STATED EXERCISE ▸ Transcribe each entry below exactly. Pictures do not go in the copy.

MATERIAL FOR THIS EXERCISE ▸

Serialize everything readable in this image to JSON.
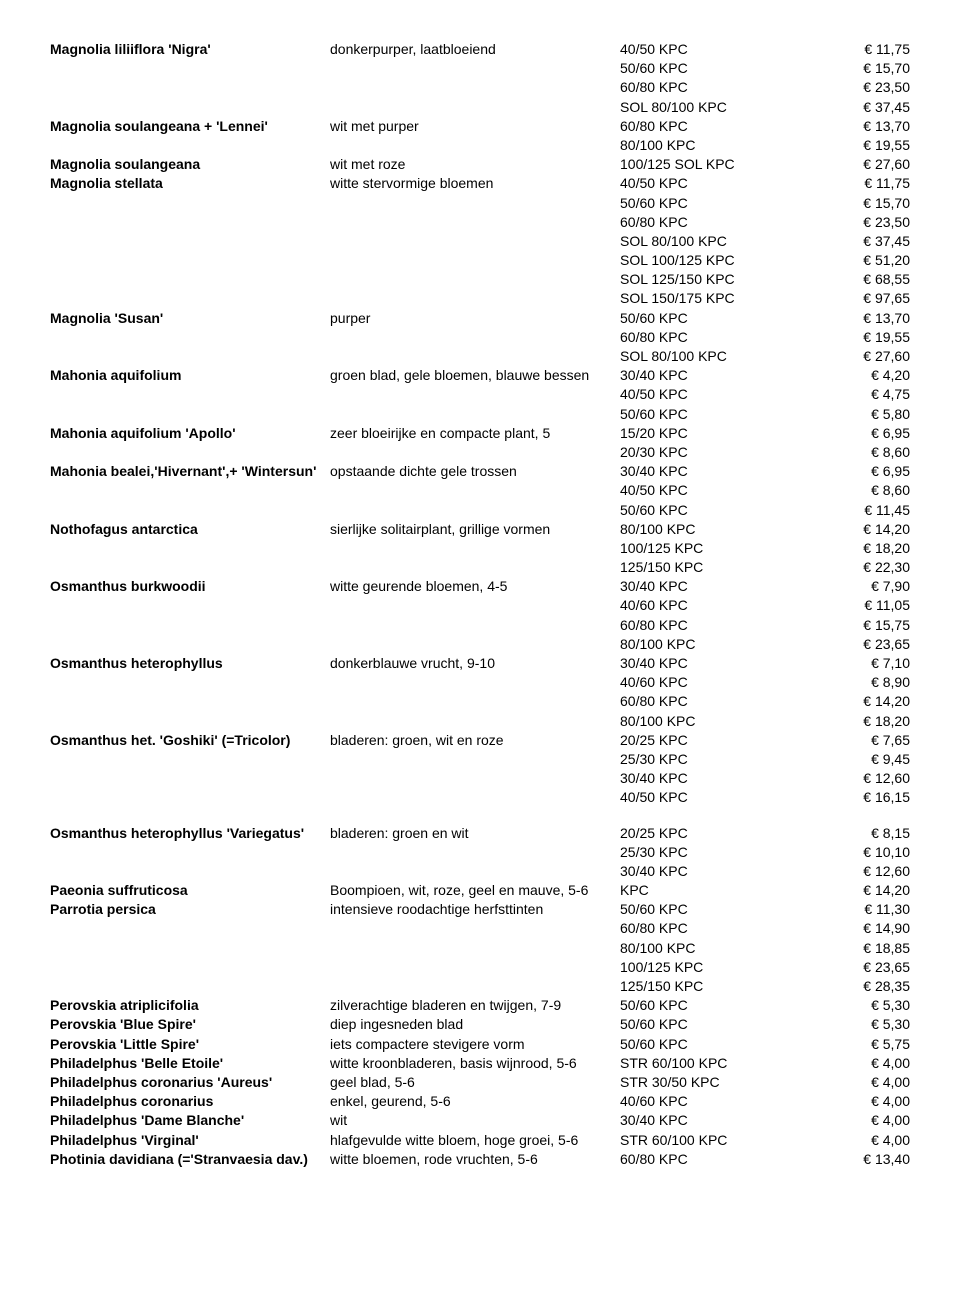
{
  "rows": [
    {
      "name": "Magnolia liliiflora 'Nigra'",
      "desc": "donkerpurper, laatbloeiend",
      "size": "40/50 KPC",
      "price": "€     11,75"
    },
    {
      "name": "",
      "desc": "",
      "size": "50/60 KPC",
      "price": "€     15,70"
    },
    {
      "name": "",
      "desc": "",
      "size": "60/80 KPC",
      "price": "€     23,50"
    },
    {
      "name": "",
      "desc": "",
      "size": "SOL  80/100 KPC",
      "price": "€     37,45"
    },
    {
      "name": "Magnolia soulangeana + 'Lennei'",
      "desc": "wit met purper",
      "size": "60/80 KPC",
      "price": "€     13,70"
    },
    {
      "name": "",
      "desc": "",
      "size": "80/100 KPC",
      "price": "€     19,55"
    },
    {
      "name": "Magnolia soulangeana",
      "desc": "wit met roze",
      "size": "100/125 SOL KPC",
      "price": "€     27,60"
    },
    {
      "name": "Magnolia stellata",
      "desc": "witte stervormige bloemen",
      "size": "40/50 KPC",
      "price": "€     11,75"
    },
    {
      "name": "",
      "desc": "",
      "size": "50/60 KPC",
      "price": "€     15,70"
    },
    {
      "name": "",
      "desc": "",
      "size": "60/80 KPC",
      "price": "€     23,50"
    },
    {
      "name": "",
      "desc": "",
      "size": "SOL  80/100 KPC",
      "price": "€     37,45"
    },
    {
      "name": "",
      "desc": "",
      "size": "SOL 100/125 KPC",
      "price": "€     51,20"
    },
    {
      "name": "",
      "desc": "",
      "size": "SOL 125/150 KPC",
      "price": "€     68,55"
    },
    {
      "name": "",
      "desc": "",
      "size": "SOL 150/175 KPC",
      "price": "€     97,65"
    },
    {
      "name": "Magnolia 'Susan'",
      "desc": "purper",
      "size": "50/60 KPC",
      "price": "€     13,70"
    },
    {
      "name": "",
      "desc": "",
      "size": "60/80 KPC",
      "price": "€     19,55"
    },
    {
      "name": "",
      "desc": "",
      "size": "SOL 80/100 KPC",
      "price": "€     27,60"
    },
    {
      "name": "Mahonia aquifolium",
      "desc": "groen blad, gele bloemen, blauwe bessen",
      "size": "30/40 KPC",
      "price": "€       4,20"
    },
    {
      "name": "",
      "desc": "",
      "size": "40/50 KPC",
      "price": "€       4,75"
    },
    {
      "name": "",
      "desc": "",
      "size": "50/60 KPC",
      "price": "€       5,80"
    },
    {
      "name": "Mahonia aquifolium 'Apollo'",
      "desc": "zeer bloeirijke en compacte plant, 5",
      "size": "15/20 KPC",
      "price": "€       6,95"
    },
    {
      "name": "",
      "desc": "",
      "size": "20/30 KPC",
      "price": "€       8,60"
    },
    {
      "name": "Mahonia bealei,'Hivernant',+ 'Wintersun'",
      "desc": "opstaande dichte gele trossen",
      "size": "30/40 KPC",
      "price": "€       6,95"
    },
    {
      "name": "",
      "desc": "",
      "size": "40/50 KPC",
      "price": "€       8,60"
    },
    {
      "name": "",
      "desc": "",
      "size": "50/60 KPC",
      "price": "€     11,45"
    },
    {
      "name": "Nothofagus antarctica",
      "desc": "sierlijke solitairplant, grillige vormen",
      "size": "80/100 KPC",
      "price": "€     14,20"
    },
    {
      "name": "",
      "desc": "",
      "size": "100/125 KPC",
      "price": "€     18,20"
    },
    {
      "name": "",
      "desc": "",
      "size": "125/150 KPC",
      "price": "€     22,30"
    },
    {
      "name": "Osmanthus burkwoodii",
      "desc": "witte geurende bloemen, 4-5",
      "size": "30/40 KPC",
      "price": "€       7,90"
    },
    {
      "name": "",
      "desc": "",
      "size": "40/60 KPC",
      "price": "€     11,05"
    },
    {
      "name": "",
      "desc": "",
      "size": "60/80 KPC",
      "price": "€     15,75"
    },
    {
      "name": "",
      "desc": "",
      "size": "80/100 KPC",
      "price": "€     23,65"
    },
    {
      "name": "Osmanthus heterophyllus",
      "desc": "donkerblauwe vrucht, 9-10",
      "size": "30/40 KPC",
      "price": "€       7,10"
    },
    {
      "name": "",
      "desc": "",
      "size": "40/60 KPC",
      "price": "€       8,90"
    },
    {
      "name": "",
      "desc": "",
      "size": "60/80 KPC",
      "price": "€     14,20"
    },
    {
      "name": "",
      "desc": "",
      "size": "80/100 KPC",
      "price": "€     18,20"
    },
    {
      "name": "Osmanthus het. 'Goshiki' (=Tricolor)",
      "desc": "bladeren: groen, wit en roze",
      "size": "20/25 KPC",
      "price": "€       7,65"
    },
    {
      "name": "",
      "desc": "",
      "size": "25/30 KPC",
      "price": "€       9,45"
    },
    {
      "name": "",
      "desc": "",
      "size": "30/40 KPC",
      "price": "€     12,60"
    },
    {
      "name": "",
      "desc": "",
      "size": "40/50 KPC",
      "price": "€     16,15"
    },
    {
      "gap": true
    },
    {
      "name": "Osmanthus heterophyllus 'Variegatus'",
      "desc": "bladeren: groen en wit",
      "size": "20/25 KPC",
      "price": "€       8,15"
    },
    {
      "name": "",
      "desc": "",
      "size": "25/30 KPC",
      "price": "€     10,10"
    },
    {
      "name": "",
      "desc": "",
      "size": "30/40 KPC",
      "price": "€     12,60"
    },
    {
      "name": "Paeonia suffruticosa",
      "desc": "Boompioen, wit, roze, geel en mauve, 5-6",
      "size": "KPC",
      "price": "€     14,20"
    },
    {
      "name": "Parrotia persica",
      "desc": "intensieve roodachtige herfsttinten",
      "size": "50/60 KPC",
      "price": "€     11,30"
    },
    {
      "name": "",
      "desc": "",
      "size": "60/80 KPC",
      "price": "€     14,90"
    },
    {
      "name": "",
      "desc": "",
      "size": "80/100 KPC",
      "price": "€     18,85"
    },
    {
      "name": "",
      "desc": "",
      "size": "100/125 KPC",
      "price": "€     23,65"
    },
    {
      "name": "",
      "desc": "",
      "size": "125/150 KPC",
      "price": "€     28,35"
    },
    {
      "name": "Perovskia atriplicifolia",
      "desc": "zilverachtige bladeren en twijgen,  7-9",
      "size": "50/60 KPC",
      "price": "€       5,30"
    },
    {
      "name": "Perovskia 'Blue Spire'",
      "desc": "diep ingesneden blad",
      "size": "50/60 KPC",
      "price": "€       5,30"
    },
    {
      "name": "Perovskia 'Little Spire'",
      "desc": "iets compactere stevigere vorm",
      "size": "50/60 KPC",
      "price": "€       5,75"
    },
    {
      "name": "Philadelphus 'Belle Etoile'",
      "desc": "witte kroonbladeren, basis wijnrood, 5-6",
      "size": "STR  60/100 KPC",
      "price": "€       4,00"
    },
    {
      "name": "Philadelphus coronarius 'Aureus'",
      "desc": "geel blad, 5-6",
      "size": "STR  30/50 KPC",
      "price": "€       4,00"
    },
    {
      "name": "Philadelphus coronarius",
      "desc": "enkel, geurend, 5-6",
      "size": "40/60 KPC",
      "price": "€       4,00"
    },
    {
      "name": "Philadelphus 'Dame Blanche'",
      "desc": "wit",
      "size": "30/40 KPC",
      "price": "€       4,00"
    },
    {
      "name": "Philadelphus 'Virginal'",
      "desc": "hlafgevulde witte bloem, hoge groei, 5-6",
      "size": "STR  60/100 KPC",
      "price": "€       4,00"
    },
    {
      "name": "Photinia davidiana (='Stranvaesia dav.)",
      "desc": "witte bloemen, rode vruchten, 5-6",
      "size": "60/80 KPC",
      "price": "€     13,40"
    }
  ]
}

SOLUTION FOR THIS PROBLEM ▸
Serialize everything readable in this image to JSON.
{
  "rows": [
    {
      "name": "Magnolia liliiflora 'Nigra'",
      "desc": "donkerpurper, laatbloeiend",
      "size": "40/50 KPC",
      "price": "€     11,75"
    },
    {
      "name": "",
      "desc": "",
      "size": "50/60 KPC",
      "price": "€     15,70"
    },
    {
      "name": "",
      "desc": "",
      "size": "60/80 KPC",
      "price": "€     23,50"
    },
    {
      "name": "",
      "desc": "",
      "size": "SOL  80/100 KPC",
      "price": "€     37,45"
    },
    {
      "name": "Magnolia soulangeana + 'Lennei'",
      "desc": "wit met purper",
      "size": "60/80 KPC",
      "price": "€     13,70"
    },
    {
      "name": "",
      "desc": "",
      "size": "80/100 KPC",
      "price": "€     19,55"
    },
    {
      "name": "Magnolia soulangeana",
      "desc": "wit met roze",
      "size": "100/125 SOL KPC",
      "price": "€     27,60"
    },
    {
      "name": "Magnolia stellata",
      "desc": "witte stervormige bloemen",
      "size": "40/50 KPC",
      "price": "€     11,75"
    },
    {
      "name": "",
      "desc": "",
      "size": "50/60 KPC",
      "price": "€     15,70"
    },
    {
      "name": "",
      "desc": "",
      "size": "60/80 KPC",
      "price": "€     23,50"
    },
    {
      "name": "",
      "desc": "",
      "size": "SOL  80/100 KPC",
      "price": "€     37,45"
    },
    {
      "name": "",
      "desc": "",
      "size": "SOL 100/125 KPC",
      "price": "€     51,20"
    },
    {
      "name": "",
      "desc": "",
      "size": "SOL 125/150 KPC",
      "price": "€     68,55"
    },
    {
      "name": "",
      "desc": "",
      "size": "SOL 150/175 KPC",
      "price": "€     97,65"
    },
    {
      "name": "Magnolia 'Susan'",
      "desc": "purper",
      "size": "50/60 KPC",
      "price": "€     13,70"
    },
    {
      "name": "",
      "desc": "",
      "size": "60/80 KPC",
      "price": "€     19,55"
    },
    {
      "name": "",
      "desc": "",
      "size": "SOL 80/100 KPC",
      "price": "€     27,60"
    },
    {
      "name": "Mahonia aquifolium",
      "desc": "groen blad, gele bloemen, blauwe bessen",
      "size": "30/40 KPC",
      "price": "€       4,20"
    },
    {
      "name": "",
      "desc": "",
      "size": "40/50 KPC",
      "price": "€       4,75"
    },
    {
      "name": "",
      "desc": "",
      "size": "50/60 KPC",
      "price": "€       5,80"
    },
    {
      "name": "Mahonia aquifolium 'Apollo'",
      "desc": "zeer bloeirijke en compacte plant, 5",
      "size": "15/20 KPC",
      "price": "€       6,95"
    },
    {
      "name": "",
      "desc": "",
      "size": "20/30 KPC",
      "price": "€       8,60"
    },
    {
      "name": "Mahonia bealei,'Hivernant',+ 'Wintersun'",
      "desc": "opstaande dichte gele trossen",
      "size": "30/40 KPC",
      "price": "€       6,95"
    },
    {
      "name": "",
      "desc": "",
      "size": "40/50 KPC",
      "price": "€       8,60"
    },
    {
      "name": "",
      "desc": "",
      "size": "50/60 KPC",
      "price": "€     11,45"
    },
    {
      "name": "Nothofagus antarctica",
      "desc": "sierlijke solitairplant, grillige vormen",
      "size": "80/100 KPC",
      "price": "€     14,20"
    },
    {
      "name": "",
      "desc": "",
      "size": "100/125 KPC",
      "price": "€     18,20"
    },
    {
      "name": "",
      "desc": "",
      "size": "125/150 KPC",
      "price": "€     22,30"
    },
    {
      "name": "Osmanthus burkwoodii",
      "desc": "witte geurende bloemen, 4-5",
      "size": "30/40 KPC",
      "price": "€       7,90"
    },
    {
      "name": "",
      "desc": "",
      "size": "40/60 KPC",
      "price": "€     11,05"
    },
    {
      "name": "",
      "desc": "",
      "size": "60/80 KPC",
      "price": "€     15,75"
    },
    {
      "name": "",
      "desc": "",
      "size": "80/100 KPC",
      "price": "€     23,65"
    },
    {
      "name": "Osmanthus heterophyllus",
      "desc": "donkerblauwe vrucht, 9-10",
      "size": "30/40 KPC",
      "price": "€       7,10"
    },
    {
      "name": "",
      "desc": "",
      "size": "40/60 KPC",
      "price": "€       8,90"
    },
    {
      "name": "",
      "desc": "",
      "size": "60/80 KPC",
      "price": "€     14,20"
    },
    {
      "name": "",
      "desc": "",
      "size": "80/100 KPC",
      "price": "€     18,20"
    },
    {
      "name": "Osmanthus het. 'Goshiki' (=Tricolor)",
      "desc": "bladeren: groen, wit en roze",
      "size": "20/25 KPC",
      "price": "€       7,65"
    },
    {
      "name": "",
      "desc": "",
      "size": "25/30 KPC",
      "price": "€       9,45"
    },
    {
      "name": "",
      "desc": "",
      "size": "30/40 KPC",
      "price": "€     12,60"
    },
    {
      "name": "",
      "desc": "",
      "size": "40/50 KPC",
      "price": "€     16,15"
    },
    {
      "gap": true
    },
    {
      "name": "Osmanthus heterophyllus 'Variegatus'",
      "desc": "bladeren: groen en wit",
      "size": "20/25 KPC",
      "price": "€       8,15"
    },
    {
      "name": "",
      "desc": "",
      "size": "25/30 KPC",
      "price": "€     10,10"
    },
    {
      "name": "",
      "desc": "",
      "size": "30/40 KPC",
      "price": "€     12,60"
    },
    {
      "name": "Paeonia suffruticosa",
      "desc": "Boompioen, wit, roze, geel en mauve, 5-6",
      "size": "KPC",
      "price": "€     14,20"
    },
    {
      "name": "Parrotia persica",
      "desc": "intensieve roodachtige herfsttinten",
      "size": "50/60 KPC",
      "price": "€     11,30"
    },
    {
      "name": "",
      "desc": "",
      "size": "60/80 KPC",
      "price": "€     14,90"
    },
    {
      "name": "",
      "desc": "",
      "size": "80/100 KPC",
      "price": "€     18,85"
    },
    {
      "name": "",
      "desc": "",
      "size": "100/125 KPC",
      "price": "€     23,65"
    },
    {
      "name": "",
      "desc": "",
      "size": "125/150 KPC",
      "price": "€     28,35"
    },
    {
      "name": "Perovskia atriplicifolia",
      "desc": "zilverachtige bladeren en twijgen,  7-9",
      "size": "50/60 KPC",
      "price": "€       5,30"
    },
    {
      "name": "Perovskia 'Blue Spire'",
      "desc": "diep ingesneden blad",
      "size": "50/60 KPC",
      "price": "€       5,30"
    },
    {
      "name": "Perovskia 'Little Spire'",
      "desc": "iets compactere stevigere vorm",
      "size": "50/60 KPC",
      "price": "€       5,75"
    },
    {
      "name": "Philadelphus 'Belle Etoile'",
      "desc": "witte kroonbladeren, basis wijnrood, 5-6",
      "size": "STR  60/100 KPC",
      "price": "€       4,00"
    },
    {
      "name": "Philadelphus coronarius 'Aureus'",
      "desc": "geel blad, 5-6",
      "size": "STR  30/50 KPC",
      "price": "€       4,00"
    },
    {
      "name": "Philadelphus coronarius",
      "desc": "enkel, geurend, 5-6",
      "size": "40/60 KPC",
      "price": "€       4,00"
    },
    {
      "name": "Philadelphus 'Dame Blanche'",
      "desc": "wit",
      "size": "30/40 KPC",
      "price": "€       4,00"
    },
    {
      "name": "Philadelphus 'Virginal'",
      "desc": "hlafgevulde witte bloem, hoge groei, 5-6",
      "size": "STR  60/100 KPC",
      "price": "€       4,00"
    },
    {
      "name": "Photinia davidiana (='Stranvaesia dav.)",
      "desc": "witte bloemen, rode vruchten, 5-6",
      "size": "60/80 KPC",
      "price": "€     13,40"
    }
  ]
}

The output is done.